(A block of data)
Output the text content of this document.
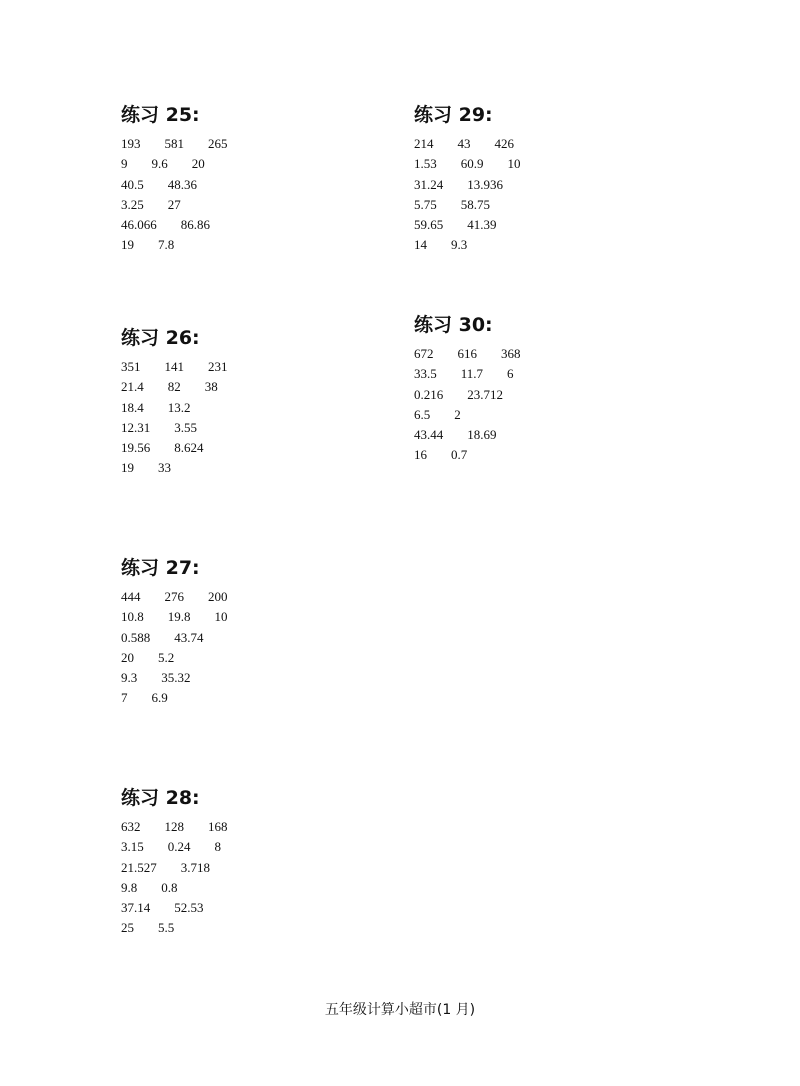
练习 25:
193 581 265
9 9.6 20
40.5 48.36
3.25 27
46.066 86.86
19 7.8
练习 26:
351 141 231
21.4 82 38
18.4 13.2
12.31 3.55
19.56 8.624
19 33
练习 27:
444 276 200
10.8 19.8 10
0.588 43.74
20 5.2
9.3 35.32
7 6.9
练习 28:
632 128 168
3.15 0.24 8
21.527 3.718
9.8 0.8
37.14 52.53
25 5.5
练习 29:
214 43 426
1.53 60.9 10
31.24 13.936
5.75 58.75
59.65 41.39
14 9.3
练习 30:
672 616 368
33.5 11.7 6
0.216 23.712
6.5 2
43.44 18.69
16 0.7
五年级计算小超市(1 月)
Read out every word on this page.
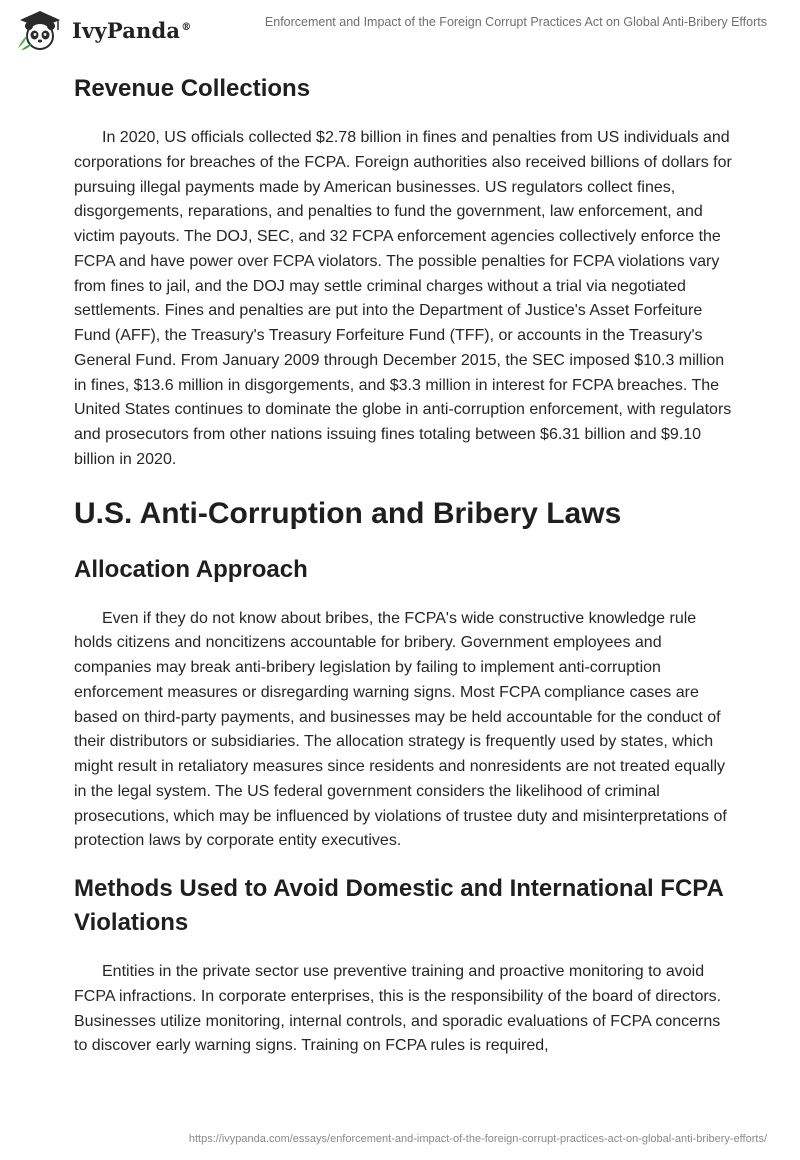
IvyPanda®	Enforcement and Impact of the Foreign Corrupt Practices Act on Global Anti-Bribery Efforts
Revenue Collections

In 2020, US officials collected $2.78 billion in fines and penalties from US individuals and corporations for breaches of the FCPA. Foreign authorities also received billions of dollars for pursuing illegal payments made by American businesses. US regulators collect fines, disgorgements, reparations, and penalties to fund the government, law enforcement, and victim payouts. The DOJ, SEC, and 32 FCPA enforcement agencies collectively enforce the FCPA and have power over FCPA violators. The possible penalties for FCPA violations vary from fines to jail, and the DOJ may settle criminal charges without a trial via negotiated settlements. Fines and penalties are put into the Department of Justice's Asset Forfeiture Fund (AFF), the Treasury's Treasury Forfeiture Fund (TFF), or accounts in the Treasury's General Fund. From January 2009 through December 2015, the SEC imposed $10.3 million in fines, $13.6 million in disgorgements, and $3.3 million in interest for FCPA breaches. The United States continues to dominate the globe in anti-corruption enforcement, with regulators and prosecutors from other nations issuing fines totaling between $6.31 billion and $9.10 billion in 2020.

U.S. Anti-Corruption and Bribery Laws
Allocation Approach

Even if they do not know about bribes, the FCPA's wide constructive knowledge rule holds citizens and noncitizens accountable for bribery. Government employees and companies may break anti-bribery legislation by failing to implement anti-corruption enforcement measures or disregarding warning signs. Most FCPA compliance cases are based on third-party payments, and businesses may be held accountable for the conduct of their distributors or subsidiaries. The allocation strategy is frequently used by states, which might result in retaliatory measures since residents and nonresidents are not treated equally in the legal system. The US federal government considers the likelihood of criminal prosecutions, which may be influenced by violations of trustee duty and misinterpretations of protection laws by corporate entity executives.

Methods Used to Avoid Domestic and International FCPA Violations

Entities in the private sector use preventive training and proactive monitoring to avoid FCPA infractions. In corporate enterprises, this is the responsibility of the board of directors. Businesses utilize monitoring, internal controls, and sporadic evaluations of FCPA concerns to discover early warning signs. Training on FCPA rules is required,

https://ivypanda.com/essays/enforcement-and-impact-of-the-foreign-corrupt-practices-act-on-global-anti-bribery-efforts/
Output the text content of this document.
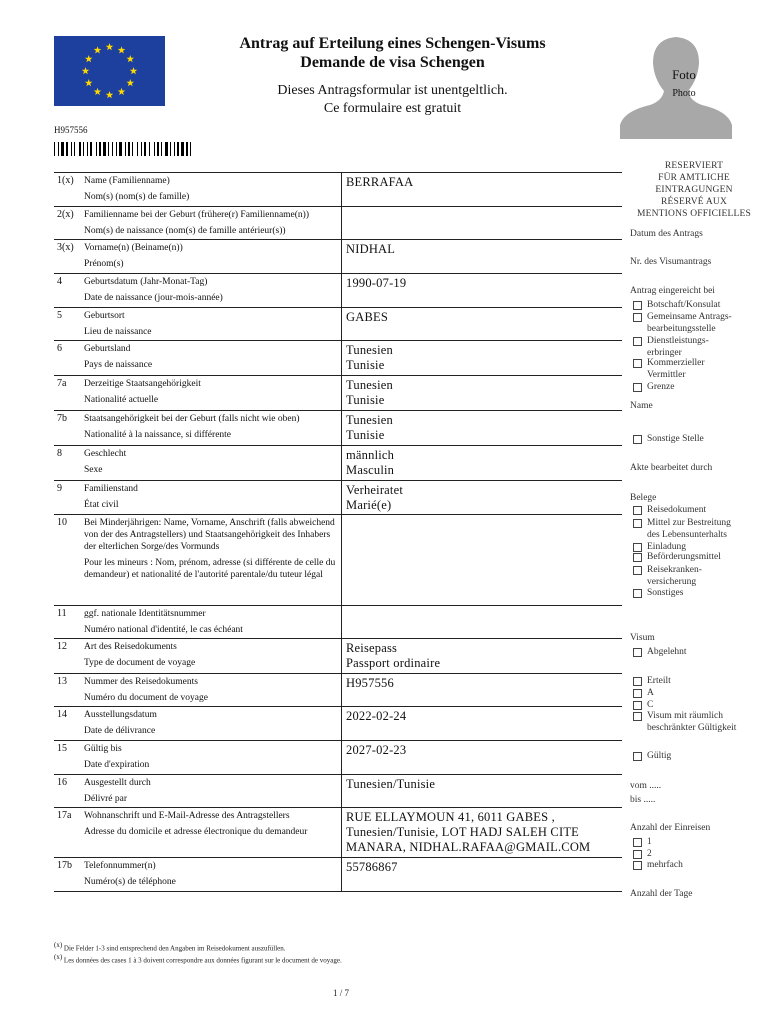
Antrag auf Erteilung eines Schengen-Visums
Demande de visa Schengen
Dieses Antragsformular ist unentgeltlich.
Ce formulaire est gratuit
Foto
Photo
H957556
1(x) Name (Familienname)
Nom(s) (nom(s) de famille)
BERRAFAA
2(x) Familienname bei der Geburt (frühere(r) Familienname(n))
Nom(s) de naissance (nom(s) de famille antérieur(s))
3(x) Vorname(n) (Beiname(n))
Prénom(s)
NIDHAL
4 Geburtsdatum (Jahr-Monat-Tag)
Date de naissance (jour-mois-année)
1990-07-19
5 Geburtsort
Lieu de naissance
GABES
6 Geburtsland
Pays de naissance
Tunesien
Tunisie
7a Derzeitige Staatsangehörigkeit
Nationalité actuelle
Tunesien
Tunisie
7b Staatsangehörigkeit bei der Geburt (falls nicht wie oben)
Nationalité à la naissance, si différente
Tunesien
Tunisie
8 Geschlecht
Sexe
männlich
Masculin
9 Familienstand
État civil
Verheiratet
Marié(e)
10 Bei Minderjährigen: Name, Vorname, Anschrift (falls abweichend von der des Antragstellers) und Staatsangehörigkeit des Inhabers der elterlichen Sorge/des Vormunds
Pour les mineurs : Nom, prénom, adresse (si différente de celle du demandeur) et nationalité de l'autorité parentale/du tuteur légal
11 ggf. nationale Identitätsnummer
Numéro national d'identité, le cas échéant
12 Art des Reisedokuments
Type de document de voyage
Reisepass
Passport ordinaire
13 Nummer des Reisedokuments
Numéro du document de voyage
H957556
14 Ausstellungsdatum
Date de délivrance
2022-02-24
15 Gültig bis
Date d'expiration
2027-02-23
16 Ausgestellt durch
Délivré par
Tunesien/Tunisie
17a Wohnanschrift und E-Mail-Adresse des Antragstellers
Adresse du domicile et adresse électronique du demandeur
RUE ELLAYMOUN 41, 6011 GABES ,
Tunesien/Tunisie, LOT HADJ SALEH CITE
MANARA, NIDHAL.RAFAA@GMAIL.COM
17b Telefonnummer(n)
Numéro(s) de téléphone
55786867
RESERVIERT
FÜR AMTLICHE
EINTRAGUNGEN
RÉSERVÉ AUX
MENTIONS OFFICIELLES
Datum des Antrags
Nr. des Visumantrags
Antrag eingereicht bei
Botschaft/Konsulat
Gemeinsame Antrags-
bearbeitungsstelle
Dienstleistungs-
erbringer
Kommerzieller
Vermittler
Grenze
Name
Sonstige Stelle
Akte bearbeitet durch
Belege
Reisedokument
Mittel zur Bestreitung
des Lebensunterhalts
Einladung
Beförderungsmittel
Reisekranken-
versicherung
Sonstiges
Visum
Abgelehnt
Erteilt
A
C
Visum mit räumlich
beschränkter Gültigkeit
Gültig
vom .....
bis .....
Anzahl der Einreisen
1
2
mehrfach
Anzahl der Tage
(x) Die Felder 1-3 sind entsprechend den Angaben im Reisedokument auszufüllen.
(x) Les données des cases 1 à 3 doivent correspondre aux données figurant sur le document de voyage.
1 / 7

Task brief: Pull every line containing "Numéro" out of the records.

The reply:
Numéro national d'identité, le cas échéant
Numéro du document de voyage
Numéro(s) de téléphone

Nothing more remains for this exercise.